▸ **Task directions**:
Here are some entries; quote each one exactly.
━━ Records provided ━━
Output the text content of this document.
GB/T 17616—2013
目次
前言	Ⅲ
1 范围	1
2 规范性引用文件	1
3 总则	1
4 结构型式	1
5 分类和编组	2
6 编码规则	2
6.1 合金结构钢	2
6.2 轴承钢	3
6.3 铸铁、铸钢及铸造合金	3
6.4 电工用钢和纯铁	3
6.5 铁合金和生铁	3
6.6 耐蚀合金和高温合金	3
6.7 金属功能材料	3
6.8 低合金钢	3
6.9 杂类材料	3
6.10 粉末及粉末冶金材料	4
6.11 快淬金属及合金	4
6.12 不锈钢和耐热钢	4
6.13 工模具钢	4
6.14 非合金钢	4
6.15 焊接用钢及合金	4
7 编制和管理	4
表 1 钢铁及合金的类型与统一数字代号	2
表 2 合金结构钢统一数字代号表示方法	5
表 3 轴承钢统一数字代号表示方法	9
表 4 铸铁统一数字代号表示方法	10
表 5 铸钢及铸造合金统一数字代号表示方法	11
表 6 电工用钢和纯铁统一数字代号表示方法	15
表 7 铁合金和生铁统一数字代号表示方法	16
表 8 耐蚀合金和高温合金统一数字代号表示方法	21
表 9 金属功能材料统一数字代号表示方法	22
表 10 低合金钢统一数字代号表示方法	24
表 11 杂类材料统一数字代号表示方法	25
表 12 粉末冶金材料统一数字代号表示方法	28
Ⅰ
━━━
▸ **Answer to the exercise**:
Output the text content of this document.
GB/T 17616—2013
目次
前言	Ⅲ
1 范围	1
2 规范性引用文件	1
3 总则	1
4 结构型式	1
5 分类和编组	2
6 编码规则	2
6.1 合金结构钢	2
6.2 轴承钢	3
6.3 铸铁、铸钢及铸造合金	3
6.4 电工用钢和纯铁	3
6.5 铁合金和生铁	3
6.6 耐蚀合金和高温合金	3
6.7 金属功能材料	3
6.8 低合金钢	3
6.9 杂类材料	3
6.10 粉末及粉末冶金材料	4
6.11 快淬金属及合金	4
6.12 不锈钢和耐热钢	4
6.13 工模具钢	4
6.14 非合金钢	4
6.15 焊接用钢及合金	4
7 编制和管理	4
表 1 钢铁及合金的类型与统一数字代号	2
表 2 合金结构钢统一数字代号表示方法	5
表 3 轴承钢统一数字代号表示方法	9
表 4 铸铁统一数字代号表示方法	10
表 5 铸钢及铸造合金统一数字代号表示方法	11
表 6 电工用钢和纯铁统一数字代号表示方法	15
表 7 铁合金和生铁统一数字代号表示方法	16
表 8 耐蚀合金和高温合金统一数字代号表示方法	21
表 9 金属功能材料统一数字代号表示方法	22
表 10 低合金钢统一数字代号表示方法	24
表 11 杂类材料统一数字代号表示方法	25
表 12 粉末冶金材料统一数字代号表示方法	28
Ⅰ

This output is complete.